**What this task involves**
Reproduce every line of the entries below character for character, omitting the pictures.

+-------+

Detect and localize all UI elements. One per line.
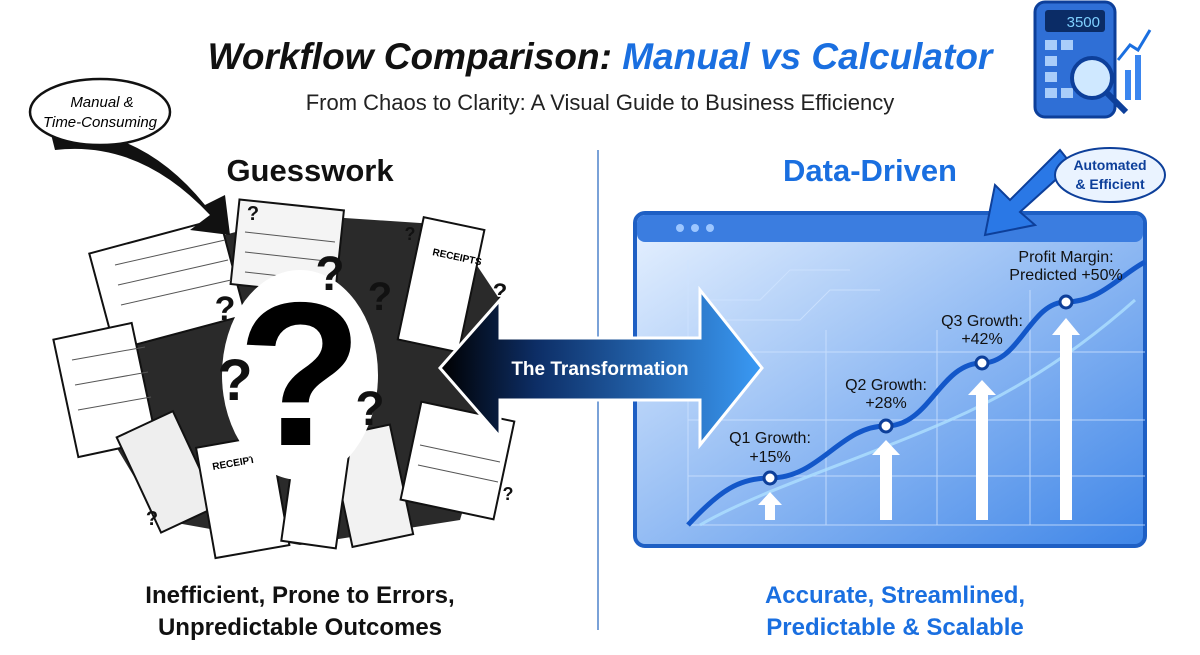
heading: Guesswork: Guesswork	[226, 153, 394, 188]
panel: dashboard: Q1 Growth:	[729, 430, 811, 447]
text: right outcome: Predictable & Scalable	[766, 614, 1024, 641]
text: left outcome: Unpredictable Outcomes	[158, 614, 442, 641]
callout: automated: & Efficient	[1075, 176, 1145, 192]
title: Workflow Comparison: Manual vs Calculator	[208, 36, 992, 77]
callout: automated	[985, 148, 1165, 235]
callout: manual: Time-Consuming	[43, 114, 158, 131]
panel: chaos pile: ?	[237, 260, 363, 489]
text: left outcome: Inefficient, Prone to Errors,	[145, 582, 455, 609]
subtitle: From Chaos to Clarity: A Visual Guide to Business Efficiency	[306, 90, 894, 115]
panel: dashboard	[635, 213, 1145, 546]
panel: dashboard: +28%	[865, 395, 907, 412]
panel: dashboard: +15%	[749, 449, 791, 466]
panel: chaos pile: ?	[493, 279, 507, 306]
panel: chaos pile: ?	[146, 508, 158, 530]
panel: chaos pile: ?	[215, 290, 235, 328]
callout: manual	[30, 79, 230, 235]
text: right outcome	[765, 582, 1025, 641]
arrow: transformation	[440, 290, 762, 445]
panel: chaos pile: RECEIPTS	[212, 453, 263, 473]
panel: dashboard: +42%	[961, 331, 1003, 348]
panel: dashboard: Profit Margin:	[1018, 249, 1114, 266]
panel: chaos pile: ?	[368, 275, 392, 319]
panel: dashboard: Q3 Growth:	[941, 313, 1023, 330]
panel: dashboard: Predicted +50%	[1009, 267, 1123, 284]
panel: chaos pile	[53, 199, 514, 558]
panel: chaos pile: ?	[404, 224, 416, 244]
panel: chaos pile: ?	[315, 248, 345, 301]
icon: calculator: 3500	[1067, 14, 1100, 31]
panel: chaos pile: ?	[217, 348, 253, 413]
callout: manual: Manual &	[70, 94, 134, 111]
panel: chaos pile: RECEIPTS	[431, 247, 483, 268]
icon: calculator	[1035, 2, 1150, 117]
callout: automated: Automated	[1073, 157, 1147, 173]
panel: chaos pile: ?	[355, 383, 385, 436]
panel: chaos pile: ?	[502, 484, 514, 504]
arrow: transformation: The Transformation	[511, 359, 689, 380]
panel: dashboard: Q2 Growth:	[845, 377, 927, 394]
heading: Data-Driven: Data-Driven	[783, 153, 957, 188]
text: right outcome: Accurate, Streamlined,	[765, 582, 1025, 609]
panel: chaos pile: ?	[247, 203, 259, 225]
text: left outcome	[145, 582, 455, 641]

+-------+

**In response**
Detect and localize all UI elements. One per line.
heading: Guesswork: Guesswork	[226, 153, 394, 188]
panel: dashboard: Q1 Growth:	[729, 430, 811, 447]
text: right outcome: Predictable & Scalable	[766, 614, 1024, 641]
text: left outcome: Unpredictable Outcomes	[158, 614, 442, 641]
callout: automated: & Efficient	[1075, 176, 1145, 192]
title: Workflow Comparison: Manual vs Calculator	[208, 36, 992, 77]
callout: automated	[985, 148, 1165, 235]
callout: manual: Time-Consuming	[43, 114, 158, 131]
panel: chaos pile: ?	[237, 260, 363, 489]
text: left outcome: Inefficient, Prone to Errors,	[145, 582, 455, 609]
subtitle: From Chaos to Clarity: A Visual Guide to Business Efficiency	[306, 90, 894, 115]
panel: dashboard	[635, 213, 1145, 546]
panel: dashboard: +28%	[865, 395, 907, 412]
panel: dashboard: +15%	[749, 449, 791, 466]
panel: chaos pile: ?	[493, 279, 507, 306]
panel: chaos pile: ?	[146, 508, 158, 530]
panel: chaos pile: ?	[215, 290, 235, 328]
callout: manual	[30, 79, 230, 235]
text: right outcome	[765, 582, 1025, 641]
arrow: transformation	[440, 290, 762, 445]
panel: chaos pile: RECEIPTS	[212, 453, 263, 473]
panel: dashboard: +42%	[961, 331, 1003, 348]
panel: dashboard: Profit Margin:	[1018, 249, 1114, 266]
panel: chaos pile: ?	[368, 275, 392, 319]
panel: dashboard: Q3 Growth:	[941, 313, 1023, 330]
panel: dashboard: Predicted +50%	[1009, 267, 1123, 284]
panel: chaos pile	[53, 199, 514, 558]
panel: chaos pile: ?	[404, 224, 416, 244]
panel: chaos pile: ?	[315, 248, 345, 301]
icon: calculator: 3500	[1067, 14, 1100, 31]
panel: chaos pile: ?	[217, 348, 253, 413]
callout: manual: Manual &	[70, 94, 134, 111]
panel: chaos pile: RECEIPTS	[431, 247, 483, 268]
icon: calculator	[1035, 2, 1150, 117]
callout: automated: Automated	[1073, 157, 1147, 173]
panel: chaos pile: ?	[355, 383, 385, 436]
panel: chaos pile: ?	[502, 484, 514, 504]
arrow: transformation: The Transformation	[511, 359, 689, 380]
panel: dashboard: Q2 Growth:	[845, 377, 927, 394]
heading: Data-Driven: Data-Driven	[783, 153, 957, 188]
text: right outcome: Accurate, Streamlined,	[765, 582, 1025, 609]
panel: chaos pile: ?	[247, 203, 259, 225]
text: left outcome	[145, 582, 455, 641]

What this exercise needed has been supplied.